Materials provided
= = = =

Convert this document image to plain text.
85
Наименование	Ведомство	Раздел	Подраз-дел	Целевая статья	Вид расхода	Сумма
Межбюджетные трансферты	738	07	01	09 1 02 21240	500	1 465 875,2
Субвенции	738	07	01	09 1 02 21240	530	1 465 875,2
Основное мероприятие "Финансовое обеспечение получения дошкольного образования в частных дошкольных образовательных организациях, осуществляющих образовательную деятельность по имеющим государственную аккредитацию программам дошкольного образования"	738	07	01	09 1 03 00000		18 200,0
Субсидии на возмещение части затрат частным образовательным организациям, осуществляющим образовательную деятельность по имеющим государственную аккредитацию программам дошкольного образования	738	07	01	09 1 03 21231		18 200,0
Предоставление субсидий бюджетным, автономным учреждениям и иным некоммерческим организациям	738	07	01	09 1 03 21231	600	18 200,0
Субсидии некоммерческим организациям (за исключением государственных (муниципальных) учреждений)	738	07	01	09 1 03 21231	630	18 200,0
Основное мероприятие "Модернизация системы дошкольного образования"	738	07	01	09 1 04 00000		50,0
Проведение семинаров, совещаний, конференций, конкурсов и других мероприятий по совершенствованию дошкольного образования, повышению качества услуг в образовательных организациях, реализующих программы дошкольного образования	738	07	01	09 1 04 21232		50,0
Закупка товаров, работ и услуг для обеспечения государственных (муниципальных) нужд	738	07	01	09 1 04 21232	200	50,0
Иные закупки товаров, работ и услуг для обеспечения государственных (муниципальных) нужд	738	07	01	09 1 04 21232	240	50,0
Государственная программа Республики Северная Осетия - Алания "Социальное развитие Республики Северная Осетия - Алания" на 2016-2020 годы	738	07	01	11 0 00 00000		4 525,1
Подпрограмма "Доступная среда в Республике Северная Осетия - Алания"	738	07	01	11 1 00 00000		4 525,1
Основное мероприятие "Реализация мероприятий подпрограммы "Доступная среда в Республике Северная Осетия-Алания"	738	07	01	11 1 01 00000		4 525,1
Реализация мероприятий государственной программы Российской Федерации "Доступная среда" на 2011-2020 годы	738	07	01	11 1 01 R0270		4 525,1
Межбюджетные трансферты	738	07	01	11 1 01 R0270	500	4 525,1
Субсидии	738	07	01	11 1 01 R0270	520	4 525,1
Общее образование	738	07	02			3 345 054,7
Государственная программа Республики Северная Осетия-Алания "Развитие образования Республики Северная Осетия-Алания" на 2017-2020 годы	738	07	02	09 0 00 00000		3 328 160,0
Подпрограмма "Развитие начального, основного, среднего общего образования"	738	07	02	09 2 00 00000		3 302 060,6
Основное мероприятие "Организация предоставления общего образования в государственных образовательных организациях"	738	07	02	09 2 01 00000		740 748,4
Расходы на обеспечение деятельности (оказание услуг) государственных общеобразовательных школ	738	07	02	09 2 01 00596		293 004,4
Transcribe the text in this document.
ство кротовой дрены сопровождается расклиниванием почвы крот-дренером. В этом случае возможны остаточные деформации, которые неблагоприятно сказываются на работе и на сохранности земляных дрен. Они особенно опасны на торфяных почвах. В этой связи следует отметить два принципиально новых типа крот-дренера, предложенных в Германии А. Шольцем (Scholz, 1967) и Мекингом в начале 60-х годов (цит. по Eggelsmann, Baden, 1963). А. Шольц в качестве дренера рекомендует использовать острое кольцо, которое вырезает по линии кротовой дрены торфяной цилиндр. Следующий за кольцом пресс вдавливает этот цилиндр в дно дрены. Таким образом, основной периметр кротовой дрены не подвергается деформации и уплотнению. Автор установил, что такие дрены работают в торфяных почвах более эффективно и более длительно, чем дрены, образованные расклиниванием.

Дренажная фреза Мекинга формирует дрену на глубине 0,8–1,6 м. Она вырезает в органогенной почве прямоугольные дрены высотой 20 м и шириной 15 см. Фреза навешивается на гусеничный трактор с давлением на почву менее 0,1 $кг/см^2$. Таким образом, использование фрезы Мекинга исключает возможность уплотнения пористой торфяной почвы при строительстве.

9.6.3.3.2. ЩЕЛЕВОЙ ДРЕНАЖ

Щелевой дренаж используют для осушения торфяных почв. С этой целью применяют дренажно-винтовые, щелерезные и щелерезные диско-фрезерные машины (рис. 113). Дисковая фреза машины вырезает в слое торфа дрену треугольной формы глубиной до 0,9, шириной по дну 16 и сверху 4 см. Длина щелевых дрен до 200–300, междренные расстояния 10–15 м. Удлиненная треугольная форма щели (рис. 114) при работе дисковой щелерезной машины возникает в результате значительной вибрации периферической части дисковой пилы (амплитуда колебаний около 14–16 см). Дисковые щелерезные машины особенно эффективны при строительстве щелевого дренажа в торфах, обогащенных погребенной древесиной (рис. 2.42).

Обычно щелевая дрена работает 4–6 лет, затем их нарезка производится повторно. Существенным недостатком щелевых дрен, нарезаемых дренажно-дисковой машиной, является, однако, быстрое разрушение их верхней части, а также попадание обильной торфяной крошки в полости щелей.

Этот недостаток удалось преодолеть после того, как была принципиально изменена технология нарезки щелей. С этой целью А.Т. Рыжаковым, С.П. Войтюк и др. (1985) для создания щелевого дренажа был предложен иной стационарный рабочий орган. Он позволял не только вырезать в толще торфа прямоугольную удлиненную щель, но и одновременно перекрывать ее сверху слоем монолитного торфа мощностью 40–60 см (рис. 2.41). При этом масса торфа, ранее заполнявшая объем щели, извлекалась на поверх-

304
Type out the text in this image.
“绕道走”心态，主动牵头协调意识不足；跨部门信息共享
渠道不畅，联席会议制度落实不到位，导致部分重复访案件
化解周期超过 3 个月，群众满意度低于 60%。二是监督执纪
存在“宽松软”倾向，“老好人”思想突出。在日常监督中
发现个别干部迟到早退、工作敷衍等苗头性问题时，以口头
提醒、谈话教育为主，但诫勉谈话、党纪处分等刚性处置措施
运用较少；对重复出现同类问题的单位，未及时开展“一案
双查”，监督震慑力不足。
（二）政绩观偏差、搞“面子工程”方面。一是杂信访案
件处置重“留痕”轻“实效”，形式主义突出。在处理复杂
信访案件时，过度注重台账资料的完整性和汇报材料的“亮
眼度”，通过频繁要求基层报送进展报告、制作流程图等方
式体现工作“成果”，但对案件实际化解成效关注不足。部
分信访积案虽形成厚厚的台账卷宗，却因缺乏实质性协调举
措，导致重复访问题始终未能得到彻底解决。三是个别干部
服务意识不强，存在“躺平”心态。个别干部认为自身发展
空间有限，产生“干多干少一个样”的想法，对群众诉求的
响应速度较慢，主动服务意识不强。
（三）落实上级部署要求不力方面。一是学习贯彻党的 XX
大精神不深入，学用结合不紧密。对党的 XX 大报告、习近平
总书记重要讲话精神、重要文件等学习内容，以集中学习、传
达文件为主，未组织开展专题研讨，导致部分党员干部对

= = = =

Directions for this task
Using the material above, copy every line in which the string "товаров" occurs.

Exercise result
Закупка товаров, работ и услуг для обеспечения государственных (муниципальных) нужд	738	07	01	09 1 04 21232	200	50,0
Иные закупки товаров, работ и услуг для обеспечения государственных (муниципальных) нужд	738	07	01	09 1 04 21232	240	50,0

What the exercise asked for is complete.